(What is expected):
Copy the listing below line for line, without changing anything, and leave out the pictures.

(Given records):
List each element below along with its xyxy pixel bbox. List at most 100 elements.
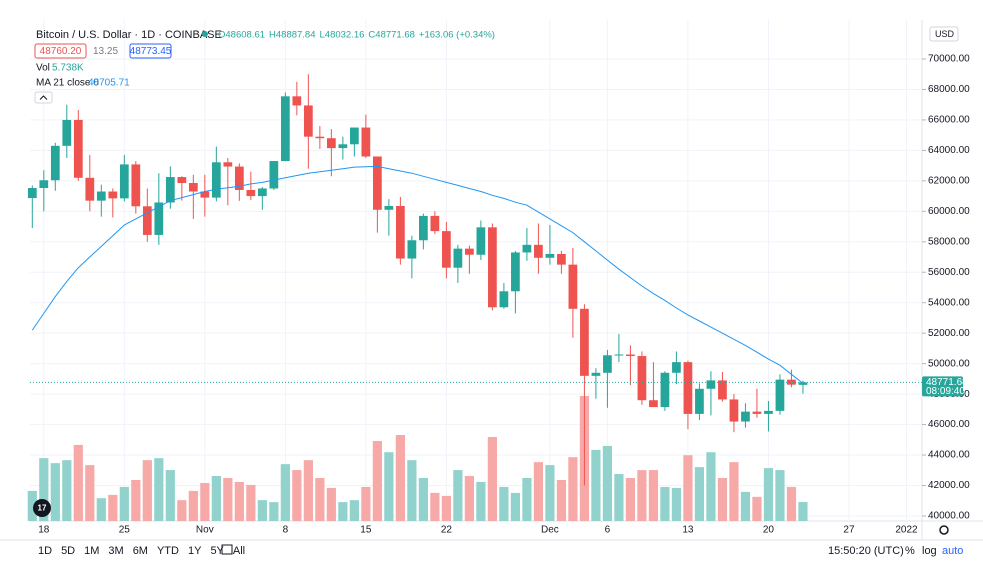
- volume-bar: [50, 463, 60, 521]
- candle-body: [349, 127, 359, 145]
- range-button[interactable]: 3M: [108, 545, 123, 557]
- candle-body: [741, 411, 750, 422]
- log-toggle[interactable]: log: [922, 545, 937, 557]
- candle-body: [660, 372, 670, 408]
- y-tick-label: 56000.00: [928, 267, 970, 278]
- range-button[interactable]: 6M: [133, 545, 148, 557]
- range-button[interactable]: 1M: [84, 545, 99, 557]
- toolbar: 1D 5D 1M 3M 6M YTD 1Y 5Y All: [38, 545, 245, 557]
- auto-toggle[interactable]: auto: [942, 545, 963, 557]
- ohlc-value: C48771.68: [368, 30, 414, 41]
- candle-body: [499, 291, 509, 308]
- volume-bar: [441, 495, 451, 521]
- candle-body: [672, 362, 681, 373]
- candle-body: [154, 202, 164, 235]
- ohlc-value: H48887.84: [269, 30, 315, 41]
- candle-body: [292, 96, 302, 106]
- candle-body: [62, 119, 72, 146]
- volume-bar: [763, 468, 774, 521]
- range-button[interactable]: 1Y: [188, 545, 202, 557]
- candle-body: [119, 164, 129, 199]
- candle-body: [50, 145, 60, 181]
- candle-body: [303, 105, 313, 137]
- candle-body: [223, 162, 233, 167]
- ma-value: 48705.71: [88, 78, 130, 89]
- volume-bar: [188, 490, 198, 521]
- candle-body: [522, 244, 532, 253]
- candle-body: [211, 162, 221, 198]
- y-tick-label: 54000.00: [928, 297, 970, 308]
- candle-body: [338, 144, 348, 149]
- settings-icon[interactable]: [939, 525, 949, 535]
- volume-bar: [556, 479, 567, 521]
- ask-box[interactable]: [129, 43, 172, 59]
- volume-bar: [361, 486, 371, 521]
- candle-body: [234, 166, 244, 190]
- collapse-button[interactable]: [34, 91, 53, 104]
- volume-bar: [487, 437, 497, 521]
- volume-bar: [476, 481, 486, 521]
- y-tick-label: 44000.00: [928, 450, 970, 461]
- volume-bar: [625, 478, 636, 521]
- last-price-tag: [922, 376, 963, 397]
- calendar-icon[interactable]: [221, 544, 233, 555]
- candle-body: [73, 119, 83, 178]
- x-tick-label: Dec: [541, 525, 559, 536]
- range-button[interactable]: All: [233, 545, 245, 557]
- candle-body: [787, 379, 796, 385]
- candle-body: [580, 308, 589, 376]
- volume-bar: [522, 478, 532, 521]
- ohlc-value: O48608.61: [218, 30, 265, 41]
- y-tick-label: 46000.00: [928, 419, 970, 430]
- candle-body: [442, 231, 451, 268]
- x-tick-label: 25: [119, 525, 131, 536]
- range-button[interactable]: 1D: [38, 545, 52, 557]
- candle-body: [361, 127, 371, 157]
- y-tick-label: 68000.00: [928, 84, 970, 95]
- volume-bar: [234, 481, 244, 521]
- candle-body: [511, 252, 520, 292]
- candle-body: [614, 354, 624, 356]
- volume-name: Vol: [36, 63, 50, 74]
- candle-body: [626, 354, 635, 357]
- candle-body: [775, 379, 785, 411]
- range-button[interactable]: 5Y: [210, 545, 224, 557]
- x-tick-label: 27: [843, 525, 855, 536]
- volume-bar: [108, 494, 118, 521]
- logo[interactable]: [33, 499, 51, 517]
- x-tick-label: 22: [441, 525, 453, 536]
- volume-bar: [349, 500, 359, 521]
- candle-body: [649, 400, 658, 408]
- volume-bar: [165, 470, 175, 521]
- volume-bar: [683, 455, 693, 521]
- candle-body: [683, 362, 693, 414]
- candle-body: [280, 96, 290, 162]
- logo-mark: 17: [38, 504, 47, 513]
- volume-bar: [430, 492, 440, 521]
- x-tick-label: 15: [360, 525, 372, 536]
- volume-bar: [119, 486, 129, 521]
- volume-bar: [786, 486, 797, 521]
- candle-body: [177, 177, 187, 183]
- x-tick-label: 6: [605, 525, 611, 536]
- candle-body: [430, 215, 440, 232]
- volume-bar: [602, 445, 613, 521]
- candle-body: [372, 156, 382, 210]
- volume-bar: [257, 500, 267, 521]
- currency-button[interactable]: [929, 26, 959, 42]
- bid-box[interactable]: [34, 43, 87, 59]
- volume-bar: [694, 467, 705, 521]
- x-tick-label: 8: [283, 525, 289, 536]
- candle-body: [465, 248, 474, 255]
- volume-bar: [545, 465, 555, 521]
- range-button[interactable]: YTD: [157, 545, 179, 557]
- y-tick-label: 58000.00: [928, 236, 970, 247]
- candle-body: [326, 138, 336, 149]
- range-button[interactable]: 5D: [61, 545, 75, 557]
- candle-body: [718, 380, 727, 400]
- volume-bar: [798, 502, 808, 521]
- percent-toggle[interactable]: %: [905, 545, 915, 557]
- y-tick-label: 66000.00: [928, 115, 970, 126]
- candle-body: [476, 227, 486, 255]
- volume-bar: [246, 484, 256, 521]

(Correct result):
List each element below along with its xyxy pixel bbox. List at most 100 elements.
- volume-bar: [50, 463, 60, 521]
- candle-body: [349, 127, 359, 145]
- range-button[interactable]: 3M: [108, 545, 123, 557]
- candle-body: [741, 411, 750, 422]
- log-toggle[interactable]: log: [922, 545, 937, 557]
- candle-body: [660, 372, 670, 408]
- y-tick-label: 56000.00: [928, 267, 970, 278]
- range-button[interactable]: 6M: [133, 545, 148, 557]
- range-button[interactable]: 1M: [84, 545, 99, 557]
- toolbar: 1D 5D 1M 3M 6M YTD 1Y 5Y All: [38, 545, 245, 557]
- auto-toggle[interactable]: auto: [942, 545, 963, 557]
- ohlc-value: C48771.68: [368, 30, 414, 41]
- candle-body: [499, 291, 509, 308]
- volume-bar: [441, 495, 451, 521]
- candle-body: [672, 362, 681, 373]
- candle-body: [154, 202, 164, 235]
- ohlc-value: H48887.84: [269, 30, 315, 41]
- candle-body: [292, 96, 302, 106]
- candle-body: [62, 119, 72, 146]
- volume-bar: [763, 468, 774, 521]
- range-button[interactable]: 1Y: [188, 545, 202, 557]
- candle-body: [119, 164, 129, 199]
- candle-body: [50, 145, 60, 181]
- candle-body: [303, 105, 313, 137]
- candle-body: [223, 162, 233, 167]
- ma-value: 48705.71: [88, 78, 130, 89]
- volume-bar: [188, 490, 198, 521]
- candle-body: [522, 244, 532, 253]
- candle-body: [211, 162, 221, 198]
- y-tick-label: 54000.00: [928, 297, 970, 308]
- candle-body: [338, 144, 348, 149]
- settings-icon[interactable]: [939, 525, 949, 535]
- volume-bar: [556, 479, 567, 521]
- ask-box[interactable]: [129, 43, 172, 59]
- volume-bar: [361, 486, 371, 521]
- candle-body: [234, 166, 244, 190]
- collapse-button[interactable]: [34, 91, 53, 104]
- volume-bar: [487, 437, 497, 521]
- volume-bar: [476, 481, 486, 521]
- y-tick-label: 44000.00: [928, 450, 970, 461]
- volume-bar: [625, 478, 636, 521]
- last-price-tag: [922, 376, 963, 397]
- calendar-icon[interactable]: [221, 544, 233, 555]
- candle-body: [73, 119, 83, 178]
- x-tick-label: Dec: [541, 525, 559, 536]
- range-button[interactable]: All: [233, 545, 245, 557]
- candle-body: [787, 379, 796, 385]
- candle-body: [580, 308, 589, 376]
- volume-bar: [522, 478, 532, 521]
- ohlc-value: O48608.61: [218, 30, 265, 41]
- y-tick-label: 46000.00: [928, 419, 970, 430]
- candle-body: [442, 231, 451, 268]
- x-tick-label: 25: [119, 525, 131, 536]
- range-button[interactable]: 1D: [38, 545, 52, 557]
- candle-body: [361, 127, 371, 157]
- y-tick-label: 68000.00: [928, 84, 970, 95]
- volume-bar: [234, 481, 244, 521]
- candle-body: [511, 252, 520, 292]
- candle-body: [614, 354, 624, 356]
- volume-name: Vol: [36, 63, 50, 74]
- candle-body: [626, 354, 635, 357]
- candle-body: [775, 379, 785, 411]
- range-button[interactable]: 5Y: [210, 545, 224, 557]
- x-tick-label: 27: [843, 525, 855, 536]
- volume-bar: [108, 494, 118, 521]
- logo[interactable]: [33, 499, 51, 517]
- x-tick-label: 22: [441, 525, 453, 536]
- volume-bar: [349, 500, 359, 521]
- candle-body: [649, 400, 658, 408]
- volume-bar: [165, 470, 175, 521]
- volume-bar: [683, 455, 693, 521]
- candle-body: [683, 362, 693, 414]
- candle-body: [280, 96, 290, 162]
- logo-mark: 17: [38, 504, 47, 513]
- volume-bar: [430, 492, 440, 521]
- x-tick-label: 15: [360, 525, 372, 536]
- volume-bar: [119, 486, 129, 521]
- volume-bar: [786, 486, 797, 521]
- candle-body: [177, 177, 187, 183]
- x-tick-label: 6: [605, 525, 611, 536]
- candle-body: [430, 215, 440, 232]
- volume-bar: [602, 445, 613, 521]
- candle-body: [372, 156, 382, 210]
- volume-bar: [257, 500, 267, 521]
- currency-button[interactable]: [929, 26, 959, 42]
- bid-box[interactable]: [34, 43, 87, 59]
- volume-bar: [694, 467, 705, 521]
- x-tick-label: 8: [283, 525, 289, 536]
- candle-body: [465, 248, 474, 255]
- volume-bar: [545, 465, 555, 521]
- range-button[interactable]: YTD: [157, 545, 179, 557]
- y-tick-label: 58000.00: [928, 236, 970, 247]
- candle-body: [326, 138, 336, 149]
- range-button[interactable]: 5D: [61, 545, 75, 557]
- candle-body: [718, 380, 727, 400]
- volume-bar: [798, 502, 808, 521]
- percent-toggle[interactable]: %: [905, 545, 915, 557]
- y-tick-label: 66000.00: [928, 115, 970, 126]
- candle-body: [476, 227, 486, 255]
- volume-bar: [246, 484, 256, 521]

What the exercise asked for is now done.